Quoted text =>
▬▬▬▬▬▬

With that began a hobby project that had Knoll use telemetry data and other publicly available records to build a visualization of the moon landing. He started working on the project all the way back in 1999, and even presented some of the early results at an industry conference a few years later. However, work frequently forced him to take breaks. At one point, Knoll didn’t touch the project for multiple years. “I worked on this in fits and starts,” he said.

Then, 8 years ago, he had a bit of a breakthrough. NASA’s lunar reconnaissance orbiter started sending back 3-D imaging data from the moon’s surface, including high-resolution scans of the Apollo 11 landing site. Combined with the telemetry data he had already been working on, Knoll could suddenly visualize the critical moments of the Apollo 11 touchdown in vivid details.

From a breakfast to a live demo in 4 months

Earlier this year, Knoll shared some of his progress with his friend Kim Libreri, the chief technical officer of Epic Games. These days, Libreri’s company is best known for making Fortnite. However, Epic is also the developer of the Unreal game engine, which has long been used by developers to power real-time animations for their video games. More recently, Epic has been branching out to work with ILM and others to bring real-time animation to Hollywood, as well as to enterprise customers across a wide range of industries.

Knoll’s Apollo 11 project seemed like a great way for the company to demonstrate the capabilities of Unreal, and the two decided to team up and use the game engine for a real-time version of the moon landing. “It’s cool to relive the moon landing,” admitted Libreri. But the goal of the collaboration was also to show off that Unreal could be used for scientifically accurate visualization that can be manipulated in real-time without compromising on visual quality. Said Libreri: “We wanted to make sure the quality is up to his eye.”

▬▬▬▬▬▬

Dataset records =>
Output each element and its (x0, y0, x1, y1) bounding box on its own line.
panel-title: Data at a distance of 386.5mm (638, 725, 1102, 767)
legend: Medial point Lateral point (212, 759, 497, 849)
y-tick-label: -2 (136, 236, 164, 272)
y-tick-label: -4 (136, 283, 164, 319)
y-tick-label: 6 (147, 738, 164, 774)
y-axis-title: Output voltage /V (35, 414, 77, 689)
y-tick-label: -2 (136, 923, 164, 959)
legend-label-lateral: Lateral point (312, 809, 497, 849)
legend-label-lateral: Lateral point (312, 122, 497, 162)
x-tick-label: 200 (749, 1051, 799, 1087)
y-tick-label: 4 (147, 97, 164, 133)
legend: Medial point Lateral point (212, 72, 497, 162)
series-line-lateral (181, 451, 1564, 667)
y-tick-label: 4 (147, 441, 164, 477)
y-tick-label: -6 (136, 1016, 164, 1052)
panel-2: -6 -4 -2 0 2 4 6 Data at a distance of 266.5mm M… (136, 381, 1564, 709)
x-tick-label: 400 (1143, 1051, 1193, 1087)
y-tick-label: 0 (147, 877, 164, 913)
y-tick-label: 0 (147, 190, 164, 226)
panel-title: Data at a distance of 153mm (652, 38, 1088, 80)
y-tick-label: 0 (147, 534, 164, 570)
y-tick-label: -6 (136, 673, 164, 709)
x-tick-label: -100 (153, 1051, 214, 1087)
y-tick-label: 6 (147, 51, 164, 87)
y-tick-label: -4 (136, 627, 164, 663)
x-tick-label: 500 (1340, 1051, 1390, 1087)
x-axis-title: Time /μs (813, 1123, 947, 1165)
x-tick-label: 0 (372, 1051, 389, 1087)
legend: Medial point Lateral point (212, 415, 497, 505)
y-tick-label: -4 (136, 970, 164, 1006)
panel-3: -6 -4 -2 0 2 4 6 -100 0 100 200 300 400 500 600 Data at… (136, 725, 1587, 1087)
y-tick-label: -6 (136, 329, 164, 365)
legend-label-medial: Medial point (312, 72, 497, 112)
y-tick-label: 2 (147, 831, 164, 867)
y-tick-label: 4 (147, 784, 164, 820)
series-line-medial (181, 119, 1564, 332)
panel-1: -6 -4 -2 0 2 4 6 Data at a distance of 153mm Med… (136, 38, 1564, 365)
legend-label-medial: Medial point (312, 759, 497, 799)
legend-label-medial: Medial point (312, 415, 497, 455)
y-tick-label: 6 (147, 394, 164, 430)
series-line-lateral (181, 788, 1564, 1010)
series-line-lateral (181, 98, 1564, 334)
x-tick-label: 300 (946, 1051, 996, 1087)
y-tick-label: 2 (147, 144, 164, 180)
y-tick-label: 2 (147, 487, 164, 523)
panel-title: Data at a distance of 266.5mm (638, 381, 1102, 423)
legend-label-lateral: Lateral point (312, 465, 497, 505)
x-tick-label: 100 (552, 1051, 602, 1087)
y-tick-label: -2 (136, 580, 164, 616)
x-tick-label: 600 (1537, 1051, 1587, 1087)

▬▬▬▬▬▬

Task prompt => In the moon landing visualization text, what position does Kim Libreri hold at Epic Games?

Problem solution => Chief technical officer